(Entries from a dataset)
#####

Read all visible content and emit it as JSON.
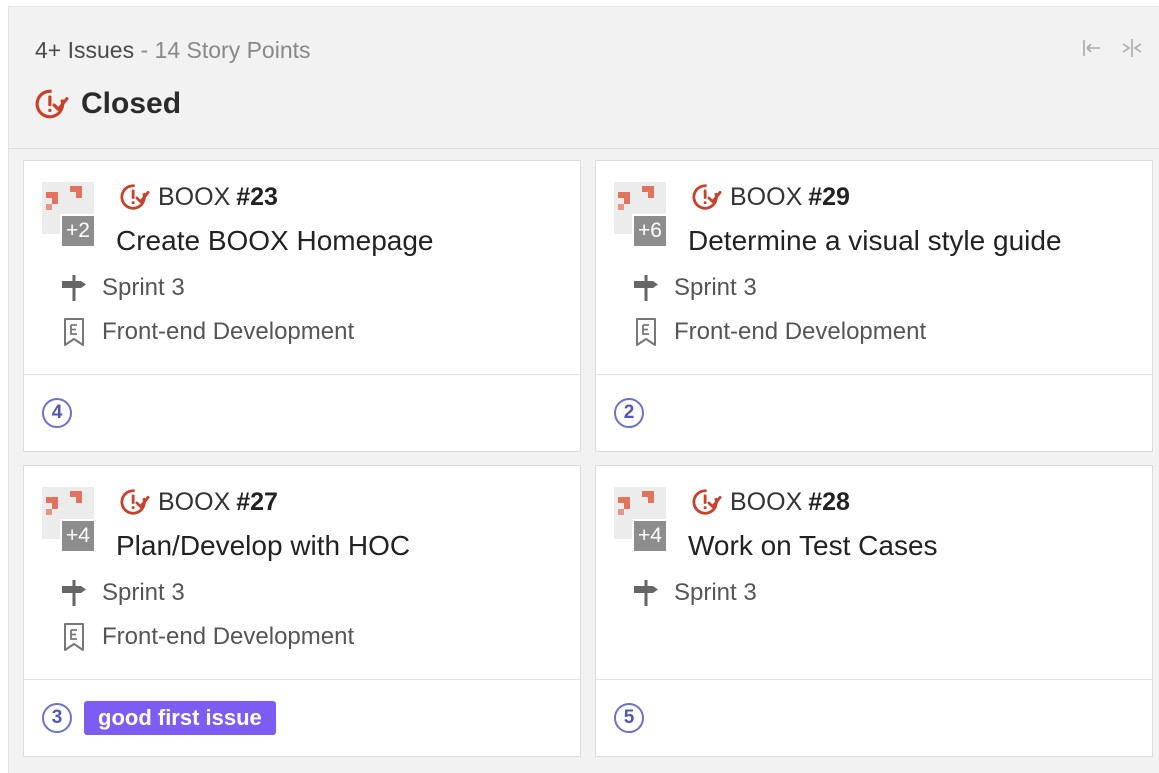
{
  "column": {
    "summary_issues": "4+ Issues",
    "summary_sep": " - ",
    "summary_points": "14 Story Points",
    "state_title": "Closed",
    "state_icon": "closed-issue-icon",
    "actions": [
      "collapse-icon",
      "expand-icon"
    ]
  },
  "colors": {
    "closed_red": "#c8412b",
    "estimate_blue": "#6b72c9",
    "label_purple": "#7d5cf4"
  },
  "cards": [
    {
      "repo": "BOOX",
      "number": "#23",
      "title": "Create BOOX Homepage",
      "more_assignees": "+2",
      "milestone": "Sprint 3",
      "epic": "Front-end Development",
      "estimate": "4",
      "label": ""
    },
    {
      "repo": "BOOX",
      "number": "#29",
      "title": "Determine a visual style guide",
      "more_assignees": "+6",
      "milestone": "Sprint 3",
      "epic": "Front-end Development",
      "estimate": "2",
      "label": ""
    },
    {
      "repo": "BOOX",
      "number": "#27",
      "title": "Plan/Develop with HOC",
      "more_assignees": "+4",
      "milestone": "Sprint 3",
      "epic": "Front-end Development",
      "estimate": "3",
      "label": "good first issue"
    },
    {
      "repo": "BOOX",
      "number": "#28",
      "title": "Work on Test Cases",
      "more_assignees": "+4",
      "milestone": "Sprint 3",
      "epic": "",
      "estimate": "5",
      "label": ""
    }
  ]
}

#####

Make an exact copy of the records above, with the pictures left out.

Read all visible content and emit it as JSON.
{
  "column": {
    "summary_issues": "4+ Issues",
    "summary_sep": " - ",
    "summary_points": "14 Story Points",
    "state_title": "Closed",
    "state_icon": "closed-issue-icon",
    "actions": [
      "collapse-icon",
      "expand-icon"
    ]
  },
  "colors": {
    "closed_red": "#c8412b",
    "estimate_blue": "#6b72c9",
    "label_purple": "#7d5cf4"
  },
  "cards": [
    {
      "repo": "BOOX",
      "number": "#23",
      "title": "Create BOOX Homepage",
      "more_assignees": "+2",
      "milestone": "Sprint 3",
      "epic": "Front-end Development",
      "estimate": "4",
      "label": ""
    },
    {
      "repo": "BOOX",
      "number": "#29",
      "title": "Determine a visual style guide",
      "more_assignees": "+6",
      "milestone": "Sprint 3",
      "epic": "Front-end Development",
      "estimate": "2",
      "label": ""
    },
    {
      "repo": "BOOX",
      "number": "#27",
      "title": "Plan/Develop with HOC",
      "more_assignees": "+4",
      "milestone": "Sprint 3",
      "epic": "Front-end Development",
      "estimate": "3",
      "label": "good first issue"
    },
    {
      "repo": "BOOX",
      "number": "#28",
      "title": "Work on Test Cases",
      "more_assignees": "+4",
      "milestone": "Sprint 3",
      "epic": "",
      "estimate": "5",
      "label": ""
    }
  ]
}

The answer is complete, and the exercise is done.